WHAT THE TASK ASKS >>
Using the material below, copy every line where "meghatározott" appears.

──────

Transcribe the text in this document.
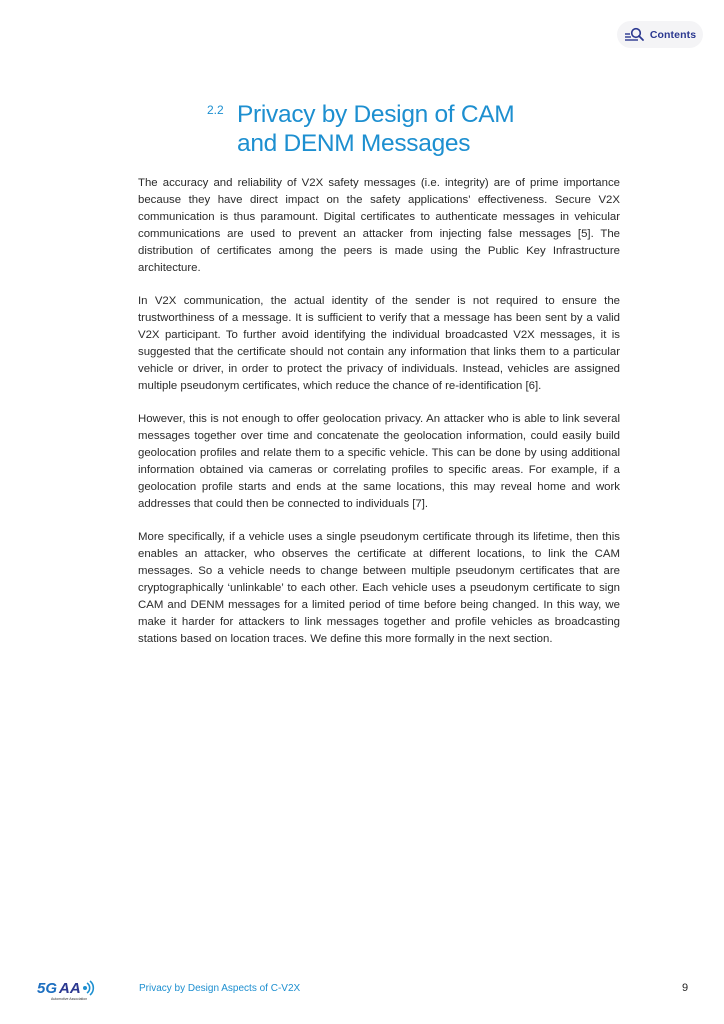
Contents
2.2 Privacy by Design of CAM and DENM Messages

The accuracy and reliability of V2X safety messages (i.e. integrity) are of prime importance because they have direct impact on the safety applications’ effectiveness. Secure V2X communication is thus paramount. Digital certificates to authenticate messages in vehicular communications are used to prevent an attacker from injecting false messages [5]. The distribution of certificates among the peers is made using the Public Key Infrastructure architecture.

In V2X communication, the actual identity of the sender is not required to ensure the trustworthiness of a message. It is sufficient to verify that a message has been sent by a valid V2X participant. To further avoid identifying the individual broadcasted V2X messages, it is suggested that the certificate should not contain any information that links them to a particular vehicle or driver, in order to protect the privacy of individuals. Instead, vehicles are assigned multiple pseudonym certificates, which reduce the chance of re-identification [6].

However, this is not enough to offer geolocation privacy. An attacker who is able to link several messages together over time and concatenate the geolocation information, could easily build geolocation profiles and relate them to a specific vehicle. This can be done by using additional information obtained via cameras or correlating profiles to specific areas. For example, if a geolocation profile starts and ends at the same locations, this may reveal home and work addresses that could then be connected to individuals [7].

More specifically, if a vehicle uses a single pseudonym certificate through its lifetime, then this enables an attacker, who observes the certificate at different locations, to link the CAM messages. So a vehicle needs to change between multiple pseudonym certificates that are cryptographically ‘unlinkable’ to each other. Each vehicle uses a pseudonym certificate to sign CAM and DENM messages for a limited period of time before being changed. In this way, we make it harder for attackers to link messages together and profile vehicles as broadcasting stations based on location traces. We define this more formally in the next section.

5G AA
Automotive Association
Privacy by Design Aspects of C-V2X	9
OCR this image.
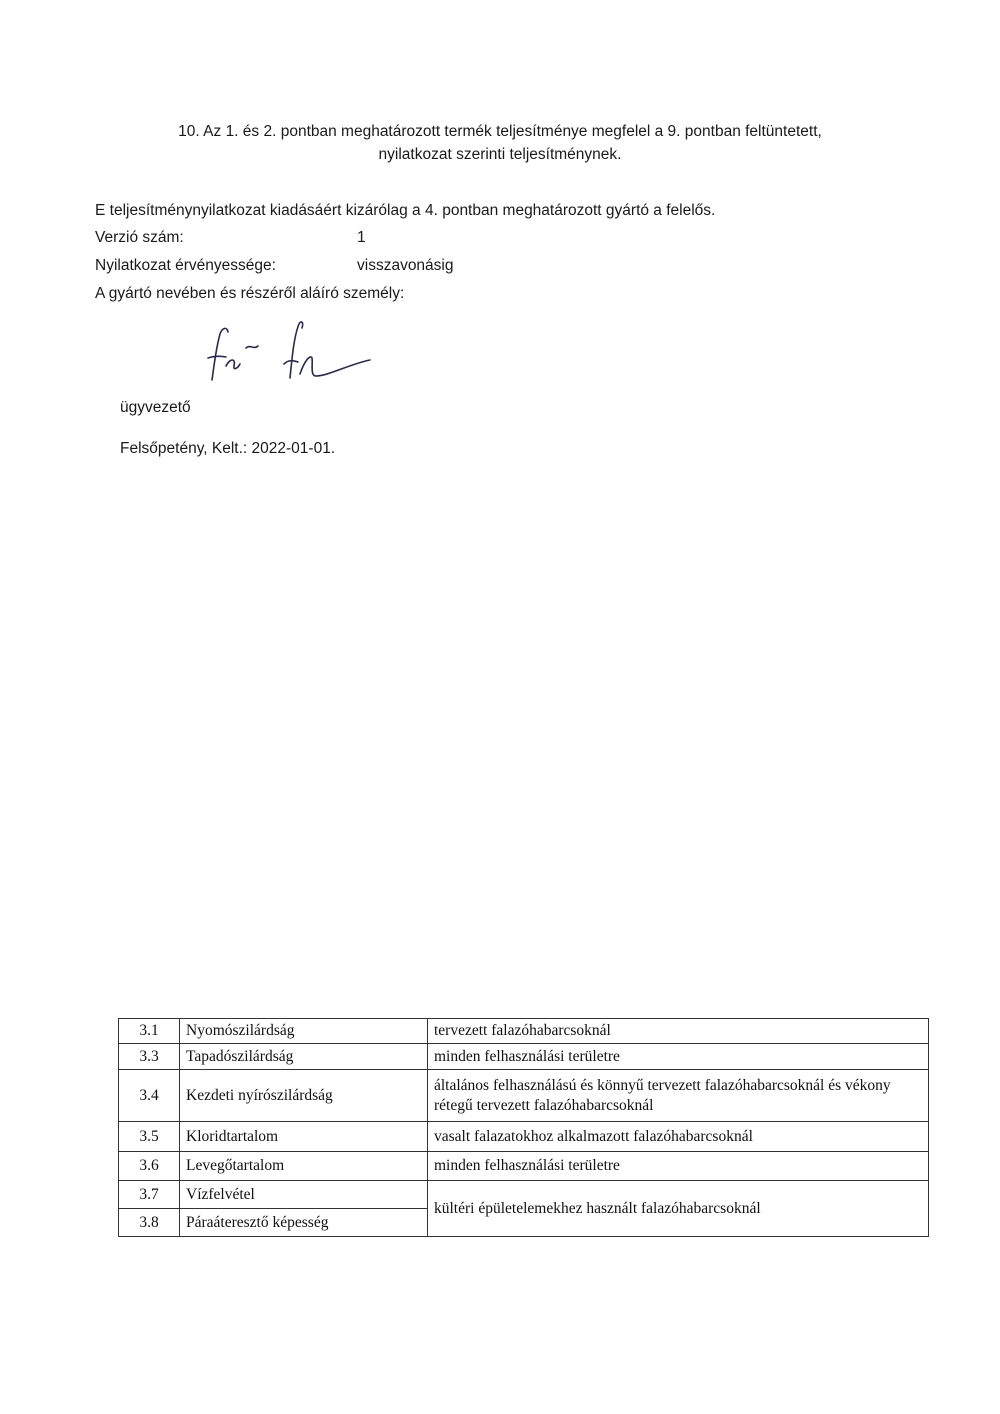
10. Az 1. és 2. pontban meghatározott termék teljesítménye megfelel a 9. pontban feltüntetett,
nyilatkozat szerinti teljesítménynek.
E teljesítménynyilatkozat kiadásáért kizárólag a 4. pontban meghatározott gyártó a felelős.
Verzió szám:	1
Nyilatkozat érvényessége:	visszavonásig
A gyártó nevében és részéről aláíró személy:
ügyvezető
Felsőpetény, Kelt.: 2022-01-01.
3.1	Nyomószilárdság	tervezett falazóhabarcsoknál
3.3	Tapadószilárdság	minden felhasználási területre
3.4	Kezdeti nyírószilárdság	általános felhasználású és könnyű tervezett falazóhabarcsoknál és vékony rétegű tervezett falazóhabarcsoknál
3.5	Kloridtartalom	vasalt falazatokhoz alkalmazott falazóhabarcsoknál
3.6	Levegőtartalom	minden felhasználási területre
3.7	Vízfelvétel	kültéri épületelemekhez használt falazóhabarcsoknál
3.8	Páraáteresztő képesség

──────

FINAL RESULT >>
10. Az 1. és 2. pontban meghatározott termék teljesítménye megfelel a 9. pontban feltüntetett,
E teljesítménynyilatkozat kiadásáért kizárólag a 4. pontban meghatározott gyártó a felelős.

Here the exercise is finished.